## Exercise goal
Locate all lines in the data below that hold "screenshot" and show them.

(Dataset records)
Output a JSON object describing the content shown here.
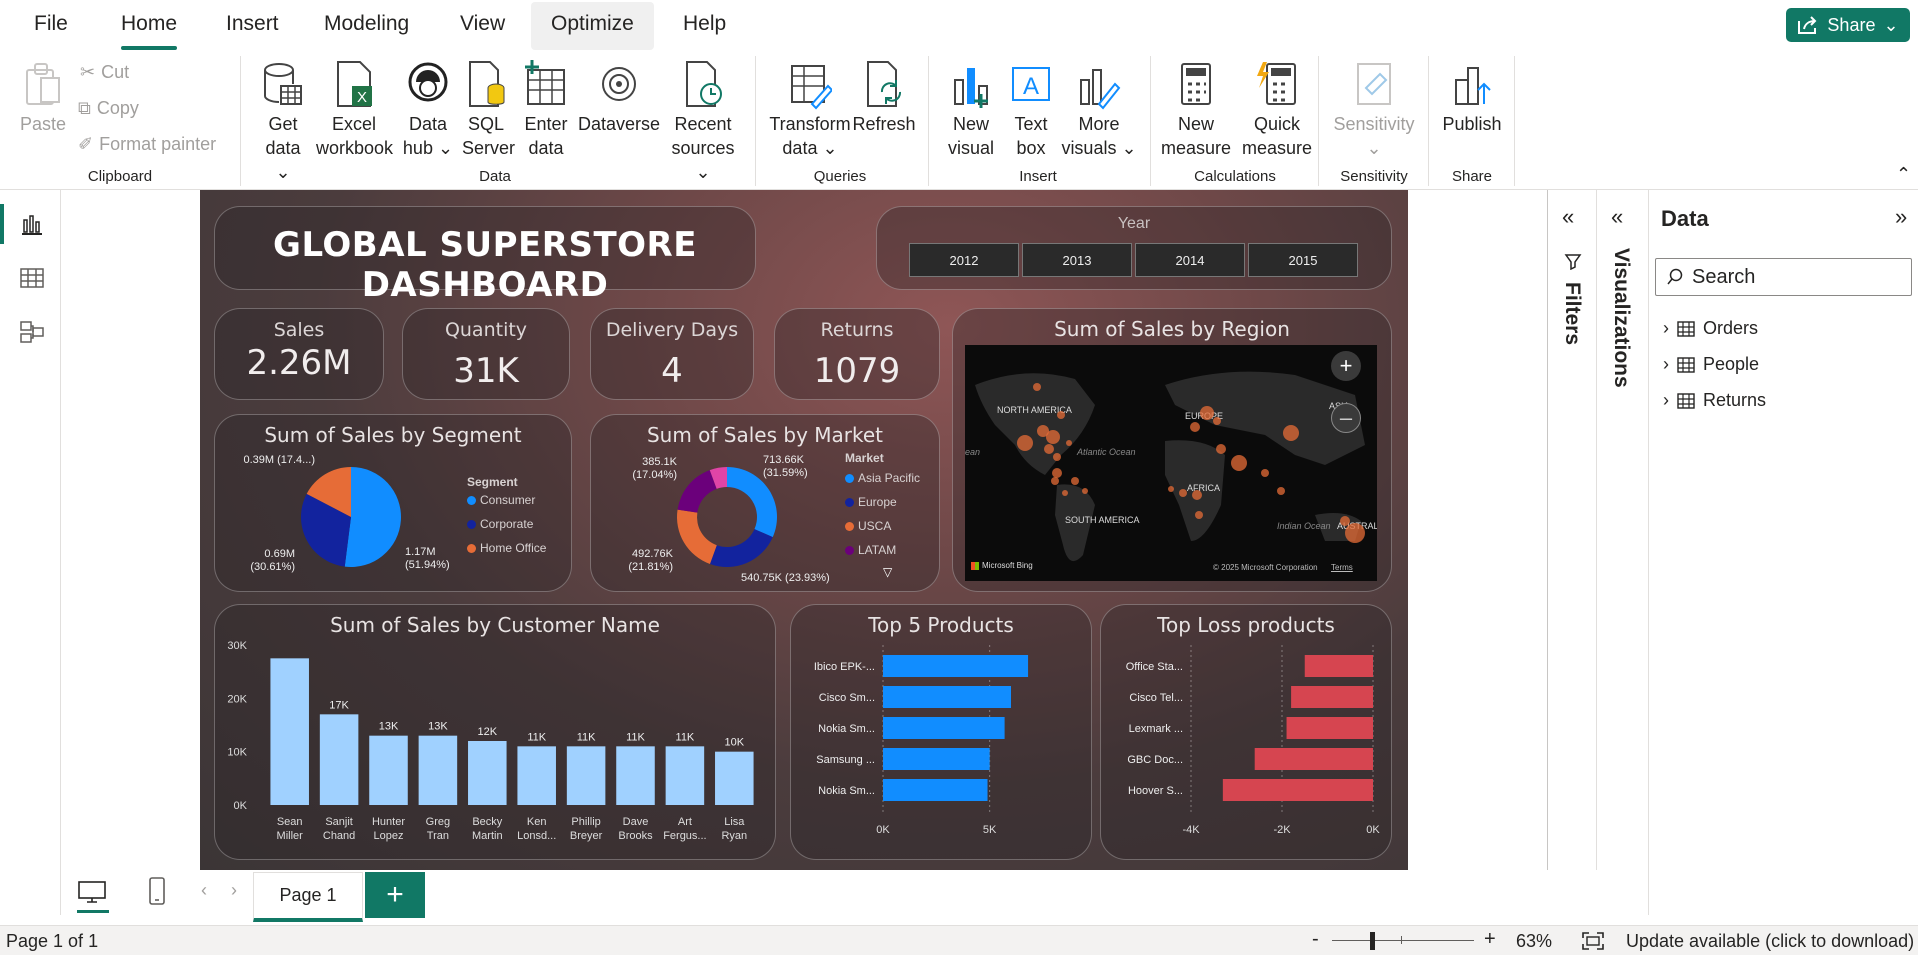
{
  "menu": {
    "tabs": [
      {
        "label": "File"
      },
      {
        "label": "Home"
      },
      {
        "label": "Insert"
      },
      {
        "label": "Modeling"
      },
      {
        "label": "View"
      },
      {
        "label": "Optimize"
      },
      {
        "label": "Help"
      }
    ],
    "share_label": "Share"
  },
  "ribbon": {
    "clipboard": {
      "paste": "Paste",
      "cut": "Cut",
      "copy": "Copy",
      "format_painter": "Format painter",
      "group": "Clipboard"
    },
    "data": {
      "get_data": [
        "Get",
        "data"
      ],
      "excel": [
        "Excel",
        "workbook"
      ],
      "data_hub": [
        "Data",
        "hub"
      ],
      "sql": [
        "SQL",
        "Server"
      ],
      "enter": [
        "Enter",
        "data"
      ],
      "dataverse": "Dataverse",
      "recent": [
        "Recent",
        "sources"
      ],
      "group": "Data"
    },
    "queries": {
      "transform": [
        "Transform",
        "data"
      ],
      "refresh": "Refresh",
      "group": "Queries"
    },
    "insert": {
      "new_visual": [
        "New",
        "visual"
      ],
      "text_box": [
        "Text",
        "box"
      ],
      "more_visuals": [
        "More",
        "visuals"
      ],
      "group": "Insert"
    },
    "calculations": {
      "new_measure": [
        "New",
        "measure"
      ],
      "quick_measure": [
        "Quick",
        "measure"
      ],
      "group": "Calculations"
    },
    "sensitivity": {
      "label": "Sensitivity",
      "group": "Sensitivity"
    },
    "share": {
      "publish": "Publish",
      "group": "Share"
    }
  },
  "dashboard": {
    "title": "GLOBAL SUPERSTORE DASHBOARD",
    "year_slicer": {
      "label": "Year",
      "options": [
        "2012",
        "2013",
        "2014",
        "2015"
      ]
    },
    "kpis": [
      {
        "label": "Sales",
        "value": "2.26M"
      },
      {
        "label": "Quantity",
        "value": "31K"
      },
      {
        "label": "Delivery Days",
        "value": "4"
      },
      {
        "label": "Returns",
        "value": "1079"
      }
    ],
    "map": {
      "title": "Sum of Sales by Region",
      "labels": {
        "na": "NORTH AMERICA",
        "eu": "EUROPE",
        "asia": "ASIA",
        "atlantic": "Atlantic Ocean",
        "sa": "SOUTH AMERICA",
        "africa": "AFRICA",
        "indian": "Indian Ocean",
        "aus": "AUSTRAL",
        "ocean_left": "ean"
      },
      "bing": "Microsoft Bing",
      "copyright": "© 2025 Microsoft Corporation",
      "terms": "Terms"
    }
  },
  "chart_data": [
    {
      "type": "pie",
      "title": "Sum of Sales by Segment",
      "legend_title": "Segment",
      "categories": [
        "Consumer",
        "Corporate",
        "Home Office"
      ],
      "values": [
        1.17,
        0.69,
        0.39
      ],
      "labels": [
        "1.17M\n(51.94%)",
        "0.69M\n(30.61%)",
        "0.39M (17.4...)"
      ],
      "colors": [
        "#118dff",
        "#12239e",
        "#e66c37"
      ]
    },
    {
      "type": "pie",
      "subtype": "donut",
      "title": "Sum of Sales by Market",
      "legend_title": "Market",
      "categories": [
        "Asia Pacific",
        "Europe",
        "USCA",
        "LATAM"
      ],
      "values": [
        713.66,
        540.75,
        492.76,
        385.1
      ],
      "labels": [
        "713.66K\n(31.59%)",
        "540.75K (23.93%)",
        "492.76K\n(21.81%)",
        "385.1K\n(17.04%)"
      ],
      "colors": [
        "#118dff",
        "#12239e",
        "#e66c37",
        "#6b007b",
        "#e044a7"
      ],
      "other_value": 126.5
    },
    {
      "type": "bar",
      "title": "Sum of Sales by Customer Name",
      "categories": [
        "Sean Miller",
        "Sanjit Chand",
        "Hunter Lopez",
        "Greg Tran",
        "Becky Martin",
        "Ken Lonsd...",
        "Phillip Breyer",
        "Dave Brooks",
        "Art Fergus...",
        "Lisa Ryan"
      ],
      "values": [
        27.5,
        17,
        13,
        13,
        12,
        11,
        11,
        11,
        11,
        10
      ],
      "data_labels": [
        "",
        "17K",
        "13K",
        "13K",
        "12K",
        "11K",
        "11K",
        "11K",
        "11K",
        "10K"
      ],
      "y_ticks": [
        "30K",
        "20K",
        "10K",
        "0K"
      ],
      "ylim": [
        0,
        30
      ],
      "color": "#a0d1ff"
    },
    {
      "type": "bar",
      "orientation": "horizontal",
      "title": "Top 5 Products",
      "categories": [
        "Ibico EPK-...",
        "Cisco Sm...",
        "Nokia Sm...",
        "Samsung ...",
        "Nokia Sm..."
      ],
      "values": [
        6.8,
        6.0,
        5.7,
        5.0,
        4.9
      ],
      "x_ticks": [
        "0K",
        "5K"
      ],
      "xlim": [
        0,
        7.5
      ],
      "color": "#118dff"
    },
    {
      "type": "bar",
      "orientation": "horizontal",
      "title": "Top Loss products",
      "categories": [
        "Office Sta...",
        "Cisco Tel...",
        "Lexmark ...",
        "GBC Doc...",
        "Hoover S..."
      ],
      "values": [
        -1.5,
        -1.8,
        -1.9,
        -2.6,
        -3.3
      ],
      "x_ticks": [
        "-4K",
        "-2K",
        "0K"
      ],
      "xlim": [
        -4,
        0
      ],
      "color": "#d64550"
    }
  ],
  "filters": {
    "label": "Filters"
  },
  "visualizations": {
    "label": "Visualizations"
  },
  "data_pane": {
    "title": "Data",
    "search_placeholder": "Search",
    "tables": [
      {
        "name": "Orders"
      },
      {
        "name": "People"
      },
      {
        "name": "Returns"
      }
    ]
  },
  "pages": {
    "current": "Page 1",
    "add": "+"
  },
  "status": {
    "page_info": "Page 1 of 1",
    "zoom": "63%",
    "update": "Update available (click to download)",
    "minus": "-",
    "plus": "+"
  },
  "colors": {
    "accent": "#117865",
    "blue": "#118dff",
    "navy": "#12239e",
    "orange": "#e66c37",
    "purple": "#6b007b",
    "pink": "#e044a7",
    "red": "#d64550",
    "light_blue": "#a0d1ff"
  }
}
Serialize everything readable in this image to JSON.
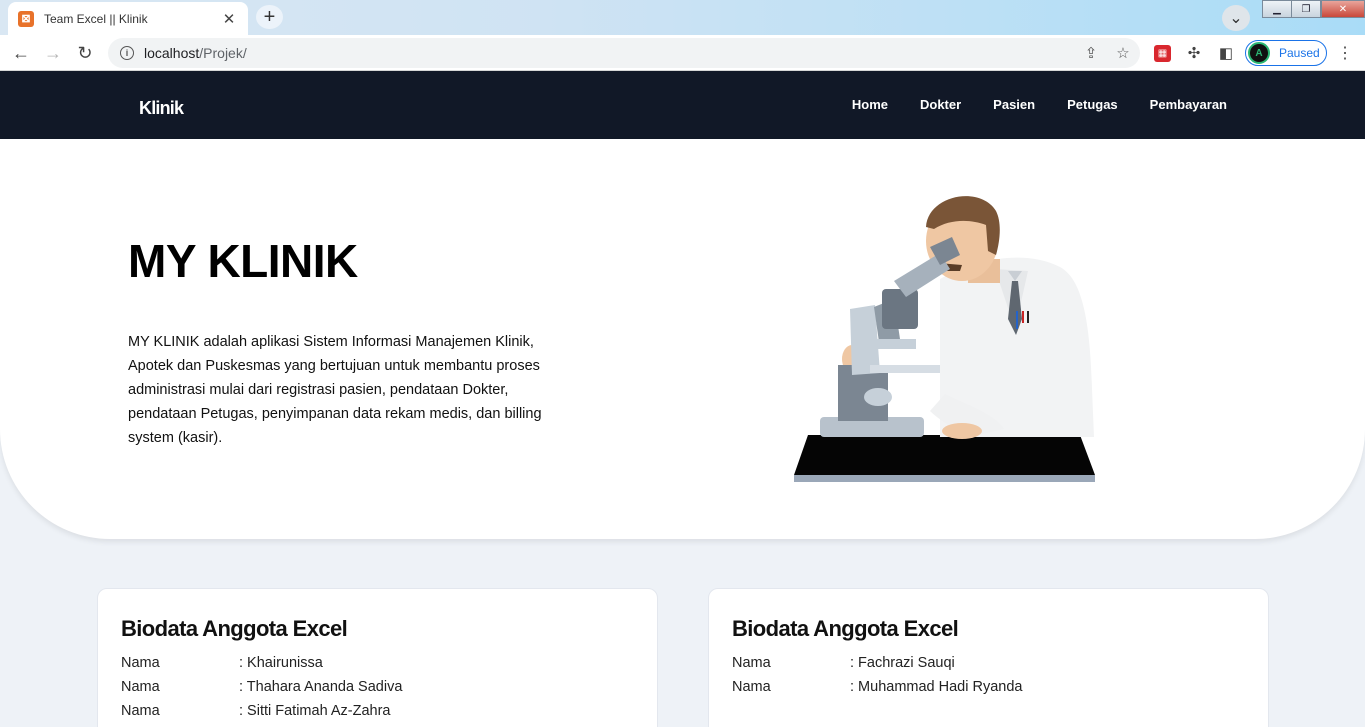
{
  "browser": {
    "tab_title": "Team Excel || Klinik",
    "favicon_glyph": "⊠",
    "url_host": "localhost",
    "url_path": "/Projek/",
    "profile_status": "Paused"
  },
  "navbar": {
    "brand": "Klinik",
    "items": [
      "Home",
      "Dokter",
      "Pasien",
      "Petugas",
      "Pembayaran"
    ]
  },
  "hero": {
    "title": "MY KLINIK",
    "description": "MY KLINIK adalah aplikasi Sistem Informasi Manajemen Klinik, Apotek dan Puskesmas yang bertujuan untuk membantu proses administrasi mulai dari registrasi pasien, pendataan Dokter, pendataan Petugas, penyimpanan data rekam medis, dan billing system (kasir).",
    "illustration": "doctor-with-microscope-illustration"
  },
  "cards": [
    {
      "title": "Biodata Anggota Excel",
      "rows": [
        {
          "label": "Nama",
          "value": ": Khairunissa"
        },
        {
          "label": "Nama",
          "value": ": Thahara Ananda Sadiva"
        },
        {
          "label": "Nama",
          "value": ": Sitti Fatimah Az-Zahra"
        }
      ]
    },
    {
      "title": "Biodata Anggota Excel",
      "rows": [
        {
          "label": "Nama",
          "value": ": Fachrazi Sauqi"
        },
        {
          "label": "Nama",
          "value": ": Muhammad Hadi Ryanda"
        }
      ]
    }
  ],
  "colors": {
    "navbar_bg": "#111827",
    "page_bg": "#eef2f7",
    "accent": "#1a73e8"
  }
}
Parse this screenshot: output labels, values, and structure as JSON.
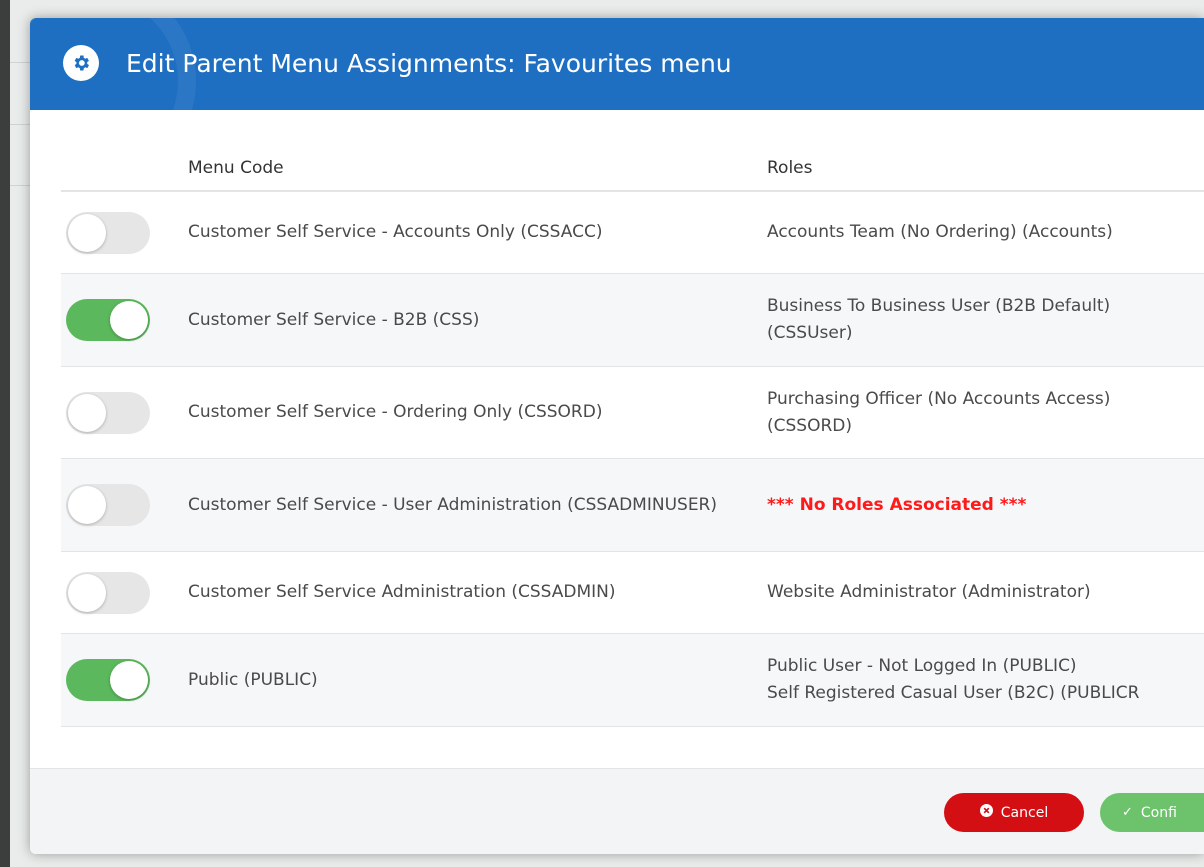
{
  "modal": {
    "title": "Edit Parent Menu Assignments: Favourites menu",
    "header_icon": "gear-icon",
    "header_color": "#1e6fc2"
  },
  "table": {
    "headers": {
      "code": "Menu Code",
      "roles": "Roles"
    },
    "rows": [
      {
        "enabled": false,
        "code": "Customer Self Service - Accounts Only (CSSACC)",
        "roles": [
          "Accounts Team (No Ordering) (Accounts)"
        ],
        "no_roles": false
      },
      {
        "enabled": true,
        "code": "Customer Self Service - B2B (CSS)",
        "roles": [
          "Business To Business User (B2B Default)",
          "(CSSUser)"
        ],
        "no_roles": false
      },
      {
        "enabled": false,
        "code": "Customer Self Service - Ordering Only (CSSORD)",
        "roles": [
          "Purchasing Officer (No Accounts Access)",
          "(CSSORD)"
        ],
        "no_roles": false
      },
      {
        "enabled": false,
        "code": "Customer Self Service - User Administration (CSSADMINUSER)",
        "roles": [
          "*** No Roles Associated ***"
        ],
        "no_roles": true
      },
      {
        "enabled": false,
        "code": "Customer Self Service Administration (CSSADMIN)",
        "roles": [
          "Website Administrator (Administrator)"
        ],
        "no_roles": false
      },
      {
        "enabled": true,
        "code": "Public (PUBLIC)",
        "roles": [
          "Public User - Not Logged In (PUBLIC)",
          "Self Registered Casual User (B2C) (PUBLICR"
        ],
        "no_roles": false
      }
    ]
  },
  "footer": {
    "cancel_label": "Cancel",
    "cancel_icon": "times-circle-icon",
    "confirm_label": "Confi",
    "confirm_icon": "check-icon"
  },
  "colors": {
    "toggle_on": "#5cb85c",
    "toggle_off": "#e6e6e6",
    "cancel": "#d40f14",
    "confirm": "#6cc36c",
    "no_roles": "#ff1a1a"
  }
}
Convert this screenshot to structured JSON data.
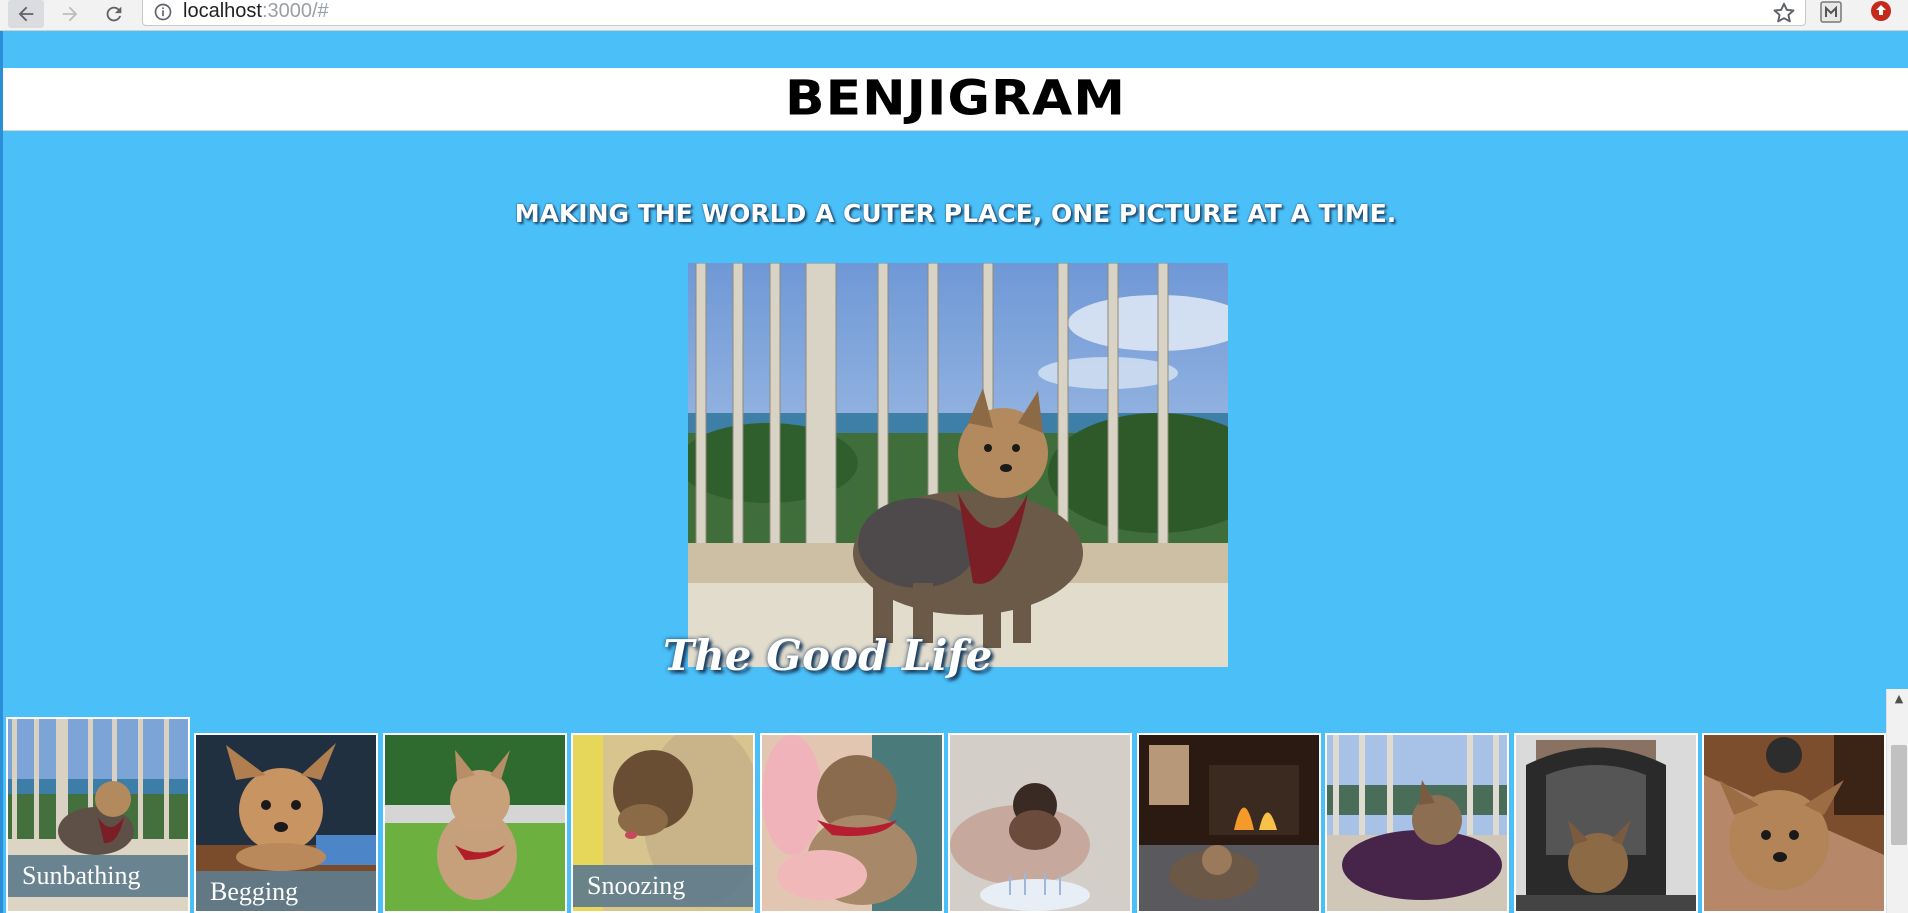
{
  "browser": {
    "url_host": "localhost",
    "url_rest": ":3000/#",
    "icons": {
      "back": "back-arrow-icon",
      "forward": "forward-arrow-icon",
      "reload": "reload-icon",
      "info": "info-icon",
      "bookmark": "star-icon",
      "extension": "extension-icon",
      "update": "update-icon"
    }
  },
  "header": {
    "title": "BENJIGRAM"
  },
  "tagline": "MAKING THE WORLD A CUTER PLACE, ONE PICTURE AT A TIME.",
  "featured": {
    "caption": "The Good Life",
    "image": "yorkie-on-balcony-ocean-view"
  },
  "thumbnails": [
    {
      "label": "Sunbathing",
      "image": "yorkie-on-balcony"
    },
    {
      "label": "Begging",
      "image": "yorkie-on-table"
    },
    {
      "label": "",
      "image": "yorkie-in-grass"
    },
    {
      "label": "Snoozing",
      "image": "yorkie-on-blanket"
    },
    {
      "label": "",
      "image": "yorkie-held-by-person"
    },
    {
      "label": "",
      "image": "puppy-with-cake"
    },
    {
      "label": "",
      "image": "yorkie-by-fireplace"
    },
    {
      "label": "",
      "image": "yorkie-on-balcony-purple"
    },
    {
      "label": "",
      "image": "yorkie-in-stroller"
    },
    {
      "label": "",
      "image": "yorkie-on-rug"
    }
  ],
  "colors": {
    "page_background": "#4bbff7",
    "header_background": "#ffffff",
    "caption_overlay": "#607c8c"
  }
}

## Result below
Parse this screenshot: output labels, values, and structure as JSON.
Convert this screenshot to structured JSON data.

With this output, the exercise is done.